EXERCISE DESCRIPTION:
Write out each line of the material again, word for word.

* BEGIN THE DATA *

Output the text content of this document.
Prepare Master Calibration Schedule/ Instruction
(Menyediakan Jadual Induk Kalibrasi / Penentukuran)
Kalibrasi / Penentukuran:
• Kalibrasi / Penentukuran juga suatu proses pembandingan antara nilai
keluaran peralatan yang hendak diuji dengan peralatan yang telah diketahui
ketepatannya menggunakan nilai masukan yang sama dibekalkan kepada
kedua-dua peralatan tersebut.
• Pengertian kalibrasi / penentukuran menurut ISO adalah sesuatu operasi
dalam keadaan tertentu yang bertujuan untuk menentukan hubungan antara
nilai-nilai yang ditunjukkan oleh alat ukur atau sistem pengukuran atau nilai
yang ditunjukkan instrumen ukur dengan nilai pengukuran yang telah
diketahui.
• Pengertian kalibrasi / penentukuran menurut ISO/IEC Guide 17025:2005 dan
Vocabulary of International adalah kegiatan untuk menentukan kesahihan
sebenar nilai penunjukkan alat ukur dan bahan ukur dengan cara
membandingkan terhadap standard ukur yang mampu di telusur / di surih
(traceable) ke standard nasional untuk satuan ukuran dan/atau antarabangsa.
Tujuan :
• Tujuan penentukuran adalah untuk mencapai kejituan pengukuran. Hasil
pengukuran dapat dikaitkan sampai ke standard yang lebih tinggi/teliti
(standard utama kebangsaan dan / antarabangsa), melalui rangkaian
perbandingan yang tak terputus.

* END THE DATA *

ANSWER TO THIS TASK:
Output the text content of this document.
Prepare Master Calibration Schedule/ Instruction
(Menyediakan Jadual Induk Kalibrasi / Penentukuran)
Kalibrasi / Penentukuran:
• Kalibrasi / Penentukuran juga suatu proses pembandingan antara nilai
keluaran peralatan yang hendak diuji dengan peralatan yang telah diketahui
ketepatannya menggunakan nilai masukan yang sama dibekalkan kepada
kedua-dua peralatan tersebut.
• Pengertian kalibrasi / penentukuran menurut ISO adalah sesuatu operasi
dalam keadaan tertentu yang bertujuan untuk menentukan hubungan antara
nilai-nilai yang ditunjukkan oleh alat ukur atau sistem pengukuran atau nilai
yang ditunjukkan instrumen ukur dengan nilai pengukuran yang telah
diketahui.
• Pengertian kalibrasi / penentukuran menurut ISO/IEC Guide 17025:2005 dan
Vocabulary of International adalah kegiatan untuk menentukan kesahihan
sebenar nilai penunjukkan alat ukur dan bahan ukur dengan cara
membandingkan terhadap standard ukur yang mampu di telusur / di surih
(traceable) ke standard nasional untuk satuan ukuran dan/atau antarabangsa.
Tujuan :
• Tujuan penentukuran adalah untuk mencapai kejituan pengukuran. Hasil
pengukuran dapat dikaitkan sampai ke standard yang lebih tinggi/teliti
(standard utama kebangsaan dan / antarabangsa), melalui rangkaian
perbandingan yang tak terputus.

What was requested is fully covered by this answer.